● WHAT IS REQUIRED
Copy out all of the material below, switching "cabinet" to "cupboard" everywhere and changing nothing else. Leave the pictures out of your answer.

--------------------------------

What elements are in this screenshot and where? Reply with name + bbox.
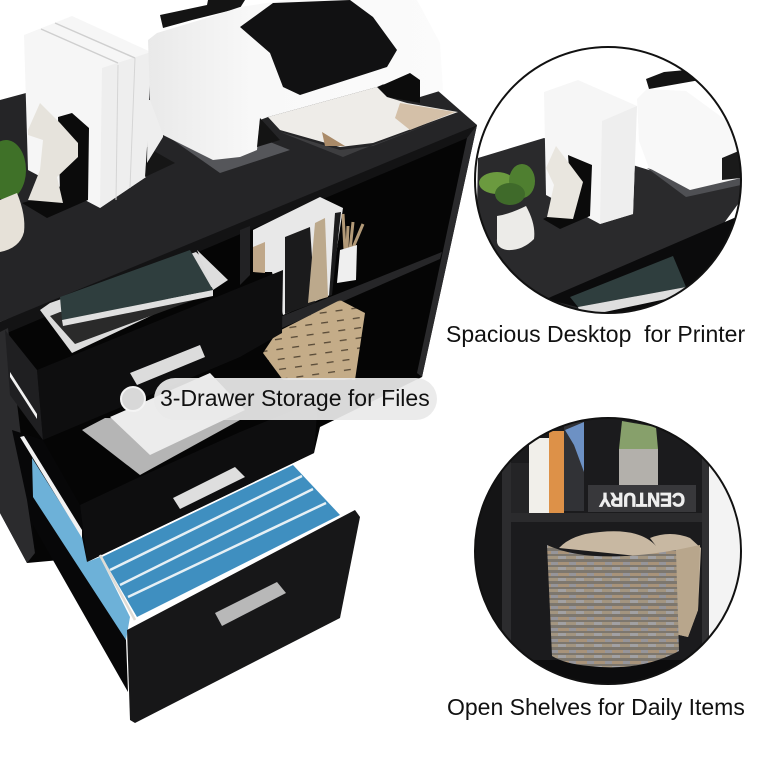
handle <box>130 345 205 385</box>
books <box>511 463 529 513</box>
potted plant <box>619 421 658 449</box>
cabinet top surface <box>0 60 477 322</box>
front bookend <box>22 113 89 218</box>
vase <box>497 206 534 250</box>
paper slot <box>257 118 280 147</box>
printer body <box>650 168 740 190</box>
printer body <box>148 0 443 160</box>
printer base <box>163 125 290 173</box>
printer top bar <box>646 70 700 89</box>
vertical divider <box>240 226 250 285</box>
handle <box>173 467 245 509</box>
basket <box>547 545 679 667</box>
bookend <box>543 155 592 229</box>
inner dark backing <box>12 430 128 692</box>
top front edge <box>0 125 477 336</box>
cup of pens <box>337 214 363 283</box>
panel: desktop detail circle <box>475 47 741 313</box>
CENTURY book <box>588 485 696 512</box>
white stripe <box>20 436 82 538</box>
plant <box>479 164 535 205</box>
furniture: black cabinet with printer and drawers <box>0 0 477 723</box>
printer window <box>240 0 397 95</box>
middle drawer <box>80 373 318 562</box>
callout: 3-drawer storage pill <box>121 378 437 420</box>
shelf cabinet <box>511 419 702 660</box>
teal notebook <box>60 250 213 320</box>
cabinet body <box>0 125 477 563</box>
dark desktop <box>475 138 741 300</box>
white horse figurine <box>28 103 78 203</box>
books <box>544 80 637 224</box>
panel: open shelf detail circle <box>475 418 741 684</box>
output tray <box>280 113 458 157</box>
right page <box>197 250 228 290</box>
top drawer <box>5 250 283 440</box>
printed paper <box>268 87 458 147</box>
shelf board <box>280 252 442 328</box>
printer top bar <box>160 0 245 28</box>
front panel <box>127 510 360 723</box>
drawer contents: lower binder <box>40 252 227 353</box>
books on shelf <box>253 197 343 315</box>
bookend books on desktop <box>24 16 151 208</box>
right side panel <box>417 125 477 377</box>
front panel <box>80 400 318 562</box>
printer base <box>647 168 740 197</box>
potted plant <box>0 140 26 252</box>
caption: desktop: Spacious Desktop for Printer <box>446 321 745 347</box>
bottom drawer with files <box>12 430 360 723</box>
icon: round highlight <box>121 387 145 411</box>
handle <box>215 582 286 626</box>
horse <box>546 146 583 219</box>
side wall <box>5 330 43 440</box>
white stripe <box>10 372 37 419</box>
caption: open shelves: Open Shelves for Daily Items <box>447 694 745 720</box>
printer <box>148 0 458 173</box>
blue left wall <box>32 458 130 640</box>
blanket <box>559 531 701 637</box>
CENTURY book: CENTURY <box>599 488 685 509</box>
callout: 3-drawer storage pill: 3-Drawer Storage for Files <box>160 385 430 411</box>
left side panel <box>0 328 35 563</box>
teal notebook <box>570 256 686 307</box>
basket on lower shelf <box>263 300 365 380</box>
rear horse and bookend <box>145 100 175 177</box>
front panel <box>37 270 283 440</box>
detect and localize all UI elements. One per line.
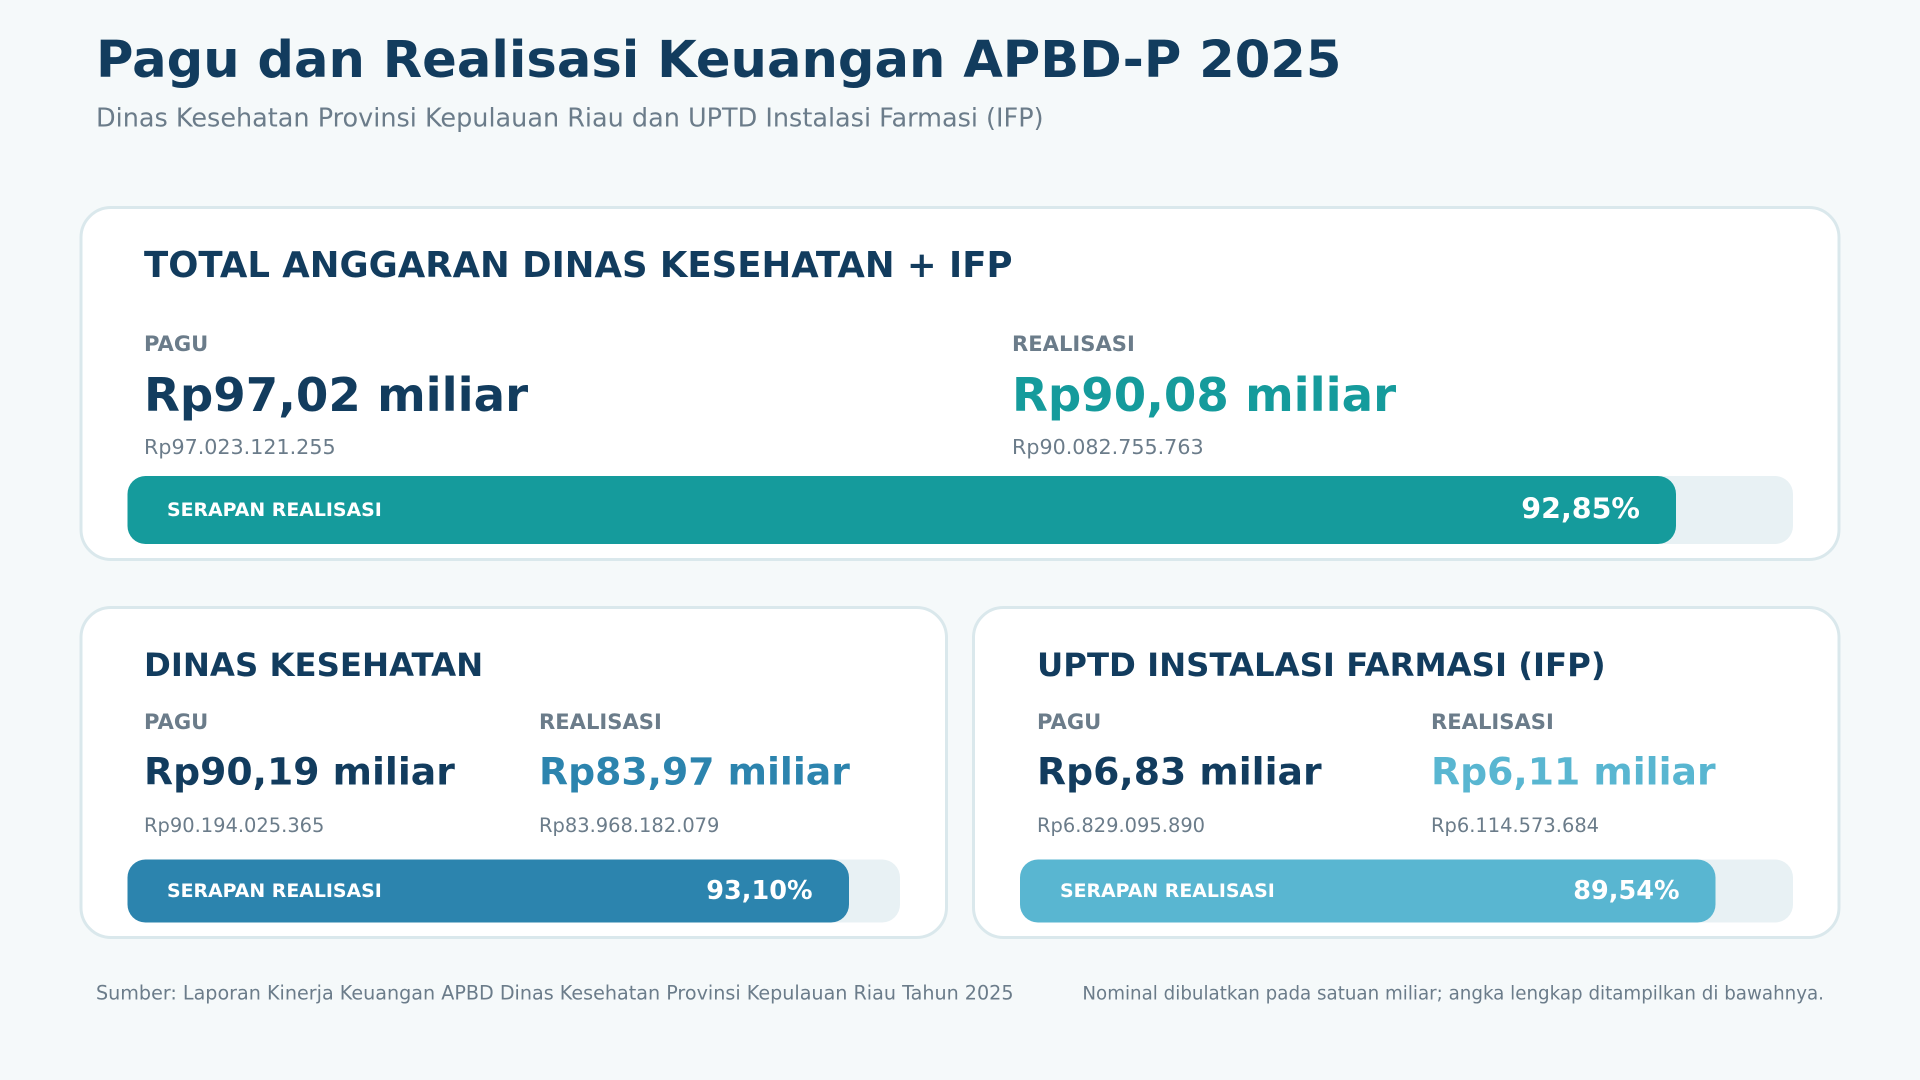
heading: dinas kesehatan: DINAS KESEHATAN xyxy=(144,646,483,684)
realisasi dinas: REALISASI xyxy=(539,709,662,734)
pagu total: Rp97,02 miliar xyxy=(144,369,528,423)
pagu total xyxy=(144,331,528,459)
progress bar: dinas 93,10%: SERAPAN REALISASI xyxy=(167,880,382,902)
heading: uptd ifp: UPTD INSTALASI FARMASI (IFP) xyxy=(1037,646,1606,684)
progress bar: total 92,85%: 92,85% xyxy=(1521,492,1640,526)
title: Pagu dan Realisasi Keuangan APBD-P 2025 xyxy=(96,31,1341,90)
realisasi dinas: Rp83.968.182.079 xyxy=(539,814,719,837)
pagu ifp: Rp6,83 miliar xyxy=(1037,750,1322,794)
realisasi dinas xyxy=(539,709,850,837)
progress bar: total 92,85%: SERAPAN REALISASI xyxy=(167,499,382,521)
progress bar: dinas 93,10% xyxy=(128,860,900,922)
footer: source: Sumber: Laporan Kinerja Keuangan APBD Dinas Kesehatan Provinsi Kepulauan Riau Tahun 2025 xyxy=(96,982,1014,1004)
realisasi ifp: Rp6,11 miliar xyxy=(1431,750,1716,794)
realisasi total: Rp90,08 miliar xyxy=(1012,369,1396,423)
subtitle: Dinas Kesehatan Provinsi Kepulauan Riau dan UPTD Instalasi Farmasi (IFP) xyxy=(96,104,1044,134)
progress bar: ifp 89,54%: SERAPAN REALISASI xyxy=(1060,880,1275,902)
pagu dinas: Rp90,19 miliar xyxy=(144,750,455,794)
pagu ifp xyxy=(1037,709,1322,837)
realisasi dinas: Rp83,97 miliar xyxy=(539,750,850,794)
panel: uptd ifp xyxy=(974,608,1839,938)
panel: total anggaran xyxy=(81,208,1839,560)
progress bar: dinas 93,10%: 93,10% xyxy=(706,876,812,906)
progress bar: ifp 89,54% xyxy=(1020,860,1793,922)
panel: dinas kesehatan xyxy=(81,608,946,938)
heading: total anggaran: TOTAL ANGGARAN DINAS KESEHATAN + IFP xyxy=(144,245,1013,286)
pagu ifp: PAGU xyxy=(1037,709,1101,734)
realisasi ifp xyxy=(1431,709,1716,837)
pagu dinas xyxy=(144,709,455,837)
realisasi ifp: Rp6.114.573.684 xyxy=(1431,814,1599,837)
pagu ifp: Rp6.829.095.890 xyxy=(1037,814,1205,837)
realisasi total: Rp90.082.755.763 xyxy=(1012,435,1204,459)
realisasi ifp: REALISASI xyxy=(1431,709,1554,734)
pagu total: PAGU xyxy=(144,331,208,356)
pagu total: Rp97.023.121.255 xyxy=(144,435,336,459)
pagu dinas: Rp90.194.025.365 xyxy=(144,814,324,837)
progress bar: ifp 89,54%: 89,54% xyxy=(1573,876,1680,906)
realisasi total: REALISASI xyxy=(1012,331,1135,356)
footer: note: Nominal dibulatkan pada satuan miliar; angka lengkap ditampilkan di bawahnya. xyxy=(1082,984,1824,1004)
realisasi total xyxy=(1012,331,1396,459)
progress bar: total 92,85% xyxy=(128,476,1793,544)
pagu dinas: PAGU xyxy=(144,709,208,734)
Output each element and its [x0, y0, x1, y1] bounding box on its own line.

--------------------------------

● WRITTEN SOLUTION
What elements are in this screenshot and where? Reply with name + bbox.
handle <box>130 345 205 385</box>
books <box>511 463 529 513</box>
potted plant <box>619 421 658 449</box>
cupboard top surface <box>0 60 477 322</box>
front bookend <box>22 113 89 218</box>
vase <box>497 206 534 250</box>
paper slot <box>257 118 280 147</box>
printer body <box>650 168 740 190</box>
printer body <box>148 0 443 160</box>
printer base <box>163 125 290 173</box>
printer top bar <box>646 70 700 89</box>
vertical divider <box>240 226 250 285</box>
handle <box>173 467 245 509</box>
basket <box>547 545 679 667</box>
bookend <box>543 155 592 229</box>
inner dark backing <box>12 430 128 692</box>
top front edge <box>0 125 477 336</box>
cup of pens <box>337 214 363 283</box>
panel: desktop detail circle <box>475 47 741 313</box>
CENTURY book <box>588 485 696 512</box>
white stripe <box>20 436 82 538</box>
plant <box>479 164 535 205</box>
furniture: black cupboard with printer and drawers <box>0 0 477 723</box>
printer window <box>240 0 397 95</box>
middle drawer <box>80 373 318 562</box>
callout: 3-drawer storage pill <box>121 378 437 420</box>
shelf cupboard <box>511 419 702 660</box>
teal notebook <box>60 250 213 320</box>
cupboard body <box>0 125 477 563</box>
dark desktop <box>475 138 741 300</box>
white horse figurine <box>28 103 78 203</box>
books <box>544 80 637 224</box>
panel: open shelf detail circle <box>475 418 741 684</box>
output tray <box>280 113 458 157</box>
right page <box>197 250 228 290</box>
top drawer <box>5 250 283 440</box>
printed paper <box>268 87 458 147</box>
shelf board <box>280 252 442 328</box>
printer top bar <box>160 0 245 28</box>
front panel <box>127 510 360 723</box>
drawer contents: lower binder <box>40 252 227 353</box>
books on shelf <box>253 197 343 315</box>
bookend books on desktop <box>24 16 151 208</box>
right side panel <box>417 125 477 377</box>
front panel <box>80 400 318 562</box>
printer base <box>647 168 740 197</box>
potted plant <box>0 140 26 252</box>
caption: desktop: Spacious Desktop for Printer <box>446 321 745 347</box>
bottom drawer with files <box>12 430 360 723</box>
icon: round highlight <box>121 387 145 411</box>
handle <box>215 582 286 626</box>
horse <box>546 146 583 219</box>
side wall <box>5 330 43 440</box>
white stripe <box>10 372 37 419</box>
caption: open shelves: Open Shelves for Daily Items <box>447 694 745 720</box>
printer <box>148 0 458 173</box>
blue left wall <box>32 458 130 640</box>
blanket <box>559 531 701 637</box>
CENTURY book: CENTURY <box>599 488 685 509</box>
callout: 3-drawer storage pill: 3-Drawer Storage for Files <box>160 385 430 411</box>
left side panel <box>0 328 35 563</box>
teal notebook <box>570 256 686 307</box>
basket on lower shelf <box>263 300 365 380</box>
rear horse and bookend <box>145 100 175 177</box>
front panel <box>37 270 283 440</box>
detect and localize all UI elements. One per line.
heading: dinas kesehatan: DINAS KESEHATAN xyxy=(144,646,483,684)
realisasi dinas: REALISASI xyxy=(539,709,662,734)
pagu total: Rp97,02 miliar xyxy=(144,369,528,423)
pagu total xyxy=(144,331,528,459)
progress bar: dinas 93,10%: SERAPAN REALISASI xyxy=(167,880,382,902)
heading: uptd ifp: UPTD INSTALASI FARMASI (IFP) xyxy=(1037,646,1606,684)
progress bar: total 92,85%: 92,85% xyxy=(1521,492,1640,526)
title: Pagu dan Realisasi Keuangan APBD-P 2025 xyxy=(96,31,1341,90)
realisasi dinas: Rp83.968.182.079 xyxy=(539,814,719,837)
pagu ifp: Rp6,83 miliar xyxy=(1037,750,1322,794)
realisasi dinas xyxy=(539,709,850,837)
progress bar: total 92,85%: SERAPAN REALISASI xyxy=(167,499,382,521)
progress bar: dinas 93,10% xyxy=(128,860,900,922)
footer: source: Sumber: Laporan Kinerja Keuangan APBD Dinas Kesehatan Provinsi Kepulauan Riau Tahun 2025 xyxy=(96,982,1014,1004)
realisasi ifp: Rp6,11 miliar xyxy=(1431,750,1716,794)
realisasi total: Rp90,08 miliar xyxy=(1012,369,1396,423)
subtitle: Dinas Kesehatan Provinsi Kepulauan Riau dan UPTD Instalasi Farmasi (IFP) xyxy=(96,104,1044,134)
progress bar: ifp 89,54%: SERAPAN REALISASI xyxy=(1060,880,1275,902)
pagu dinas: Rp90,19 miliar xyxy=(144,750,455,794)
pagu ifp xyxy=(1037,709,1322,837)
realisasi dinas: Rp83,97 miliar xyxy=(539,750,850,794)
panel: uptd ifp xyxy=(974,608,1839,938)
panel: total anggaran xyxy=(81,208,1839,560)
progress bar: dinas 93,10%: 93,10% xyxy=(706,876,812,906)
progress bar: ifp 89,54% xyxy=(1020,860,1793,922)
panel: dinas kesehatan xyxy=(81,608,946,938)
heading: total anggaran: TOTAL ANGGARAN DINAS KESEHATAN + IFP xyxy=(144,245,1013,286)
pagu ifp: PAGU xyxy=(1037,709,1101,734)
realisasi ifp xyxy=(1431,709,1716,837)
pagu dinas xyxy=(144,709,455,837)
realisasi ifp: Rp6.114.573.684 xyxy=(1431,814,1599,837)
pagu ifp: Rp6.829.095.890 xyxy=(1037,814,1205,837)
realisasi total: Rp90.082.755.763 xyxy=(1012,435,1204,459)
realisasi ifp: REALISASI xyxy=(1431,709,1554,734)
pagu total: PAGU xyxy=(144,331,208,356)
pagu total: Rp97.023.121.255 xyxy=(144,435,336,459)
pagu dinas: Rp90.194.025.365 xyxy=(144,814,324,837)
progress bar: ifp 89,54%: 89,54% xyxy=(1573,876,1680,906)
realisasi total: REALISASI xyxy=(1012,331,1135,356)
footer: note: Nominal dibulatkan pada satuan miliar; angka lengkap ditampilkan di bawahnya. xyxy=(1082,984,1824,1004)
realisasi total xyxy=(1012,331,1396,459)
progress bar: total 92,85% xyxy=(128,476,1793,544)
pagu dinas: PAGU xyxy=(144,709,208,734)
Output each element and its [x0, y0, x1, y1] bounding box on its own line.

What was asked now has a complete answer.